▶ [Exercise description]: In the copy, keep every record exact and leave out all images.

▶ [Data to process]:

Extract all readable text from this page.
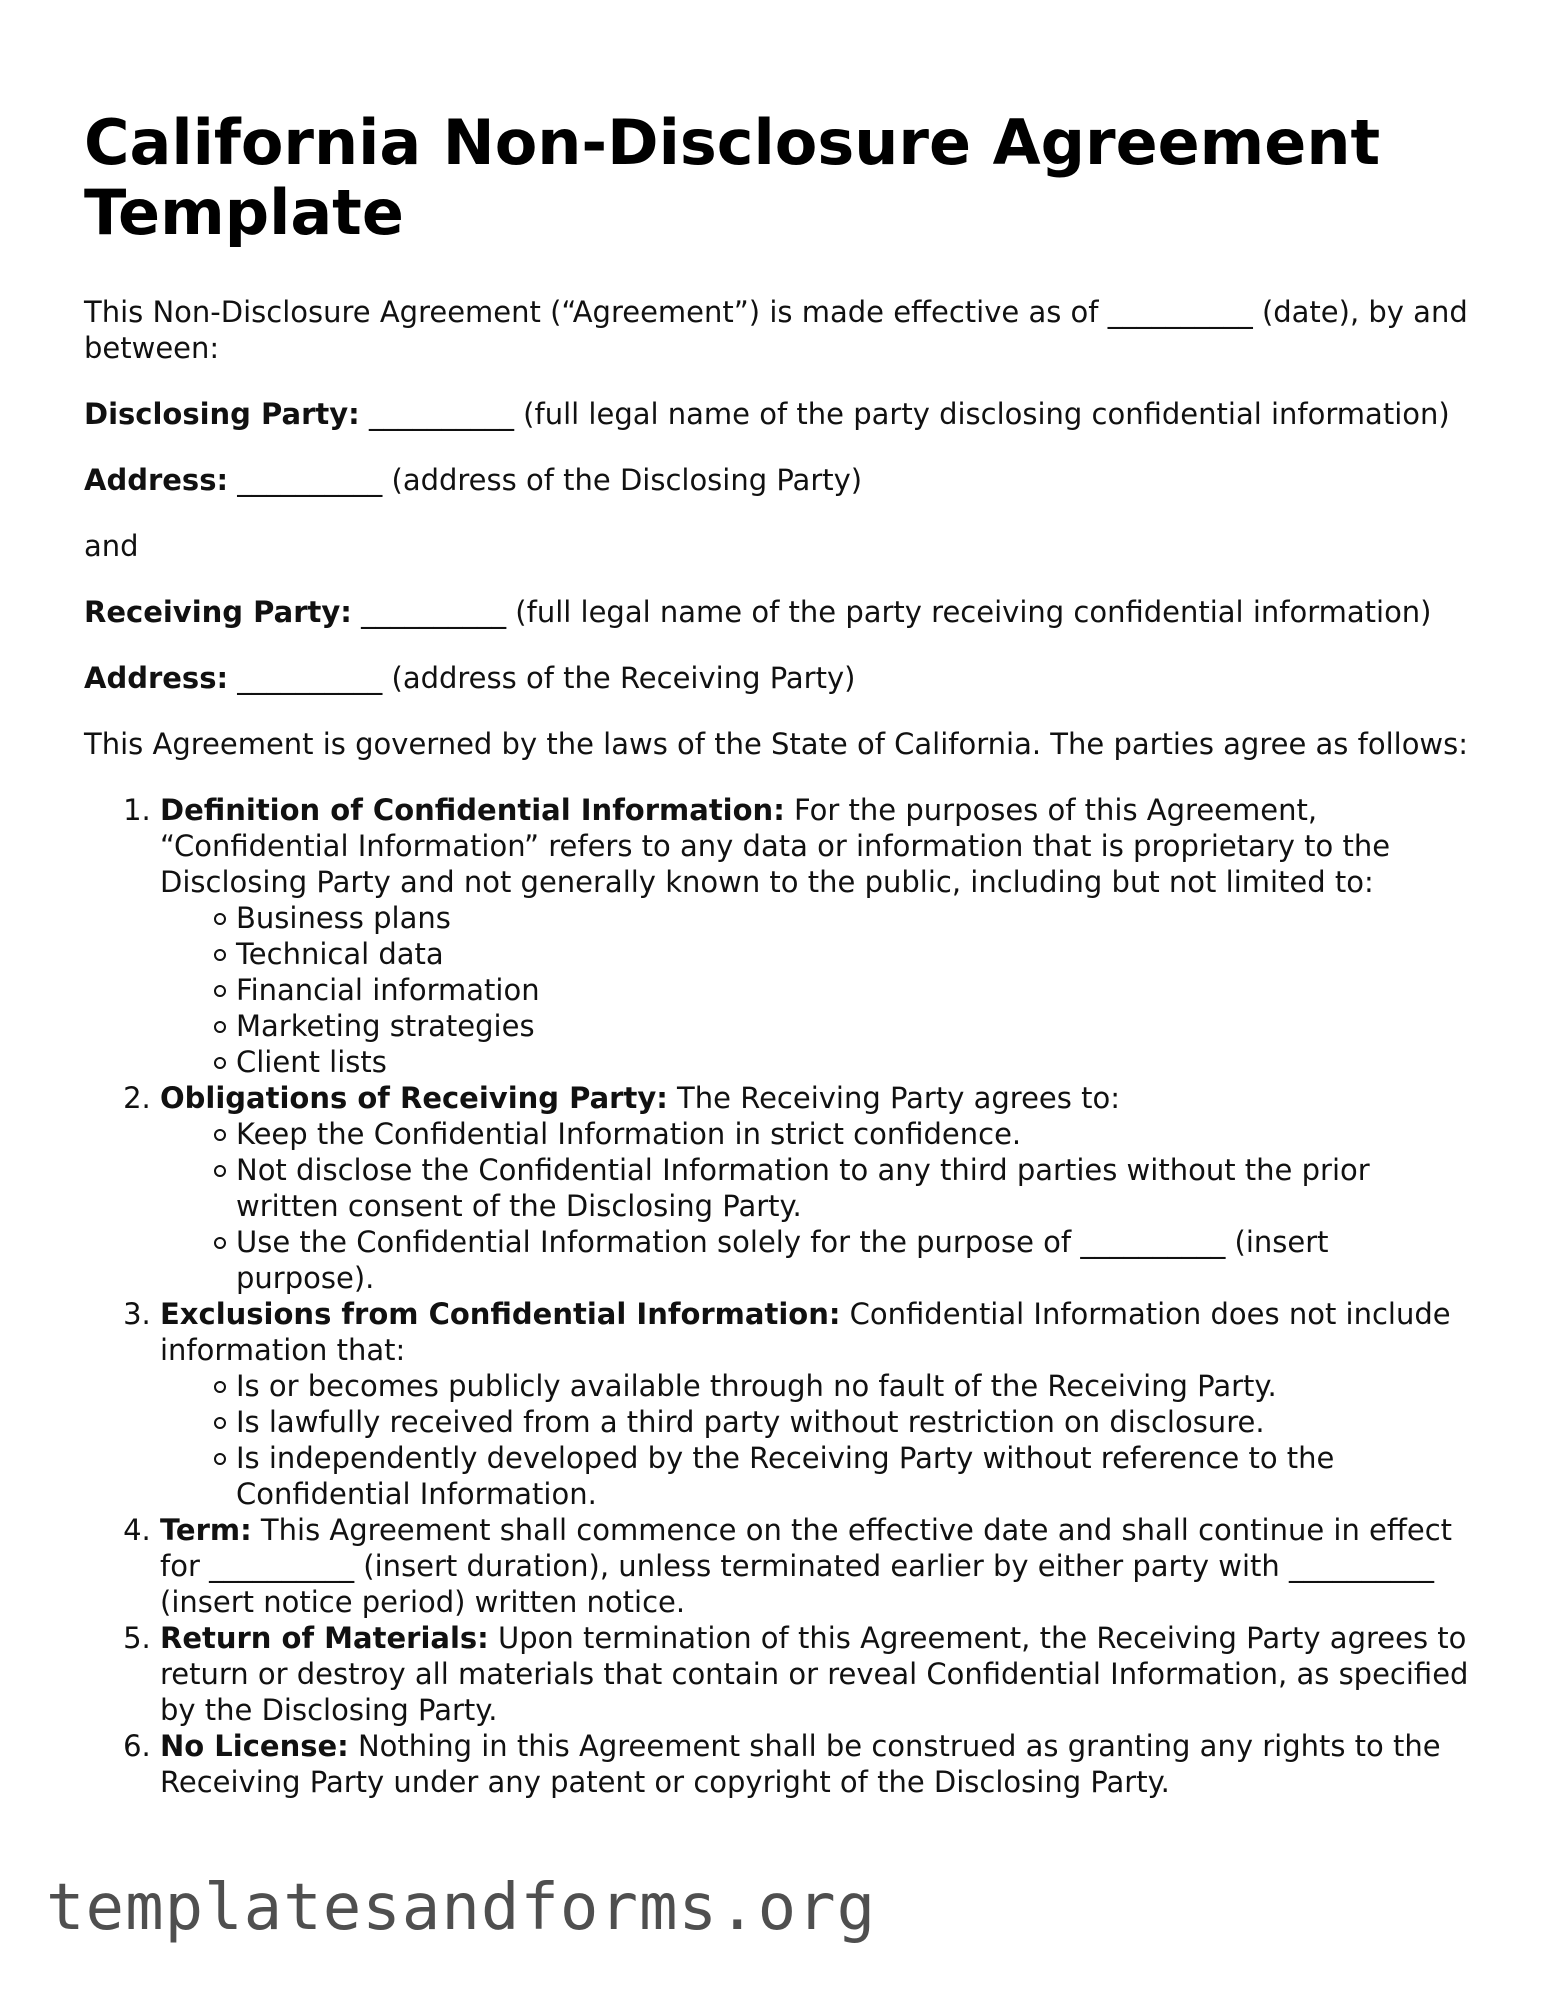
California Non-Disclosure Agreement Template

This Non-Disclosure Agreement (“Agreement”) is made effective as of __________ (date), by and between:

Disclosing Party: __________ (full legal name of the party disclosing confidential information)

Address: __________ (address of the Disclosing Party)

and

Receiving Party: __________ (full legal name of the party receiving confidential information)

Address: __________ (address of the Receiving Party)

This Agreement is governed by the laws of the State of California. The parties agree as follows:

1. Definition of Confidential Information: For the purposes of this Agreement, “Confidential Information” refers to any data or information that is proprietary to the Disclosing Party and not generally known to the public, including but not limited to:
Business plans
Technical data
Financial information
Marketing strategies
Client lists
2. Obligations of Receiving Party: The Receiving Party agrees to:
Keep the Confidential Information in strict confidence.
Not disclose the Confidential Information to any third parties without the prior written consent of the Disclosing Party.
Use the Confidential Information solely for the purpose of __________ (insert purpose).
3. Exclusions from Confidential Information: Confidential Information does not include information that:
Is or becomes publicly available through no fault of the Receiving Party.
Is lawfully received from a third party without restriction on disclosure.
Is independently developed by the Receiving Party without reference to the Confidential Information.
4. Term: This Agreement shall commence on the effective date and shall continue in effect for __________ (insert duration), unless terminated earlier by either party with __________ (insert notice period) written notice.
5. Return of Materials: Upon termination of this Agreement, the Receiving Party agrees to return or destroy all materials that contain or reveal Confidential Information, as specified by the Disclosing Party.
6. No License: Nothing in this Agreement shall be construed as granting any rights to the Receiving Party under any patent or copyright of the Disclosing Party.
templatesandforms.org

▶ [Task response]:
Extract all readable text from this page.
California Non-Disclosure Agreement Template

This Non-Disclosure Agreement (“Agreement”) is made effective as of __________ (date), by and between:

Disclosing Party: __________ (full legal name of the party disclosing confidential information)

Address: __________ (address of the Disclosing Party)

and

Receiving Party: __________ (full legal name of the party receiving confidential information)

Address: __________ (address of the Receiving Party)

This Agreement is governed by the laws of the State of California. The parties agree as follows:

1. Definition of Confidential Information: For the purposes of this Agreement, “Confidential Information” refers to any data or information that is proprietary to the Disclosing Party and not generally known to the public, including but not limited to:
Business plans
Technical data
Financial information
Marketing strategies
Client lists
2. Obligations of Receiving Party: The Receiving Party agrees to:
Keep the Confidential Information in strict confidence.
Not disclose the Confidential Information to any third parties without the prior written consent of the Disclosing Party.
Use the Confidential Information solely for the purpose of __________ (insert purpose).
3. Exclusions from Confidential Information: Confidential Information does not include information that:
Is or becomes publicly available through no fault of the Receiving Party.
Is lawfully received from a third party without restriction on disclosure.
Is independently developed by the Receiving Party without reference to the Confidential Information.
4. Term: This Agreement shall commence on the effective date and shall continue in effect for __________ (insert duration), unless terminated earlier by either party with __________ (insert notice period) written notice.
5. Return of Materials: Upon termination of this Agreement, the Receiving Party agrees to return or destroy all materials that contain or reveal Confidential Information, as specified by the Disclosing Party.
6. No License: Nothing in this Agreement shall be construed as granting any rights to the Receiving Party under any patent or copyright of the Disclosing Party.
templatesandforms.org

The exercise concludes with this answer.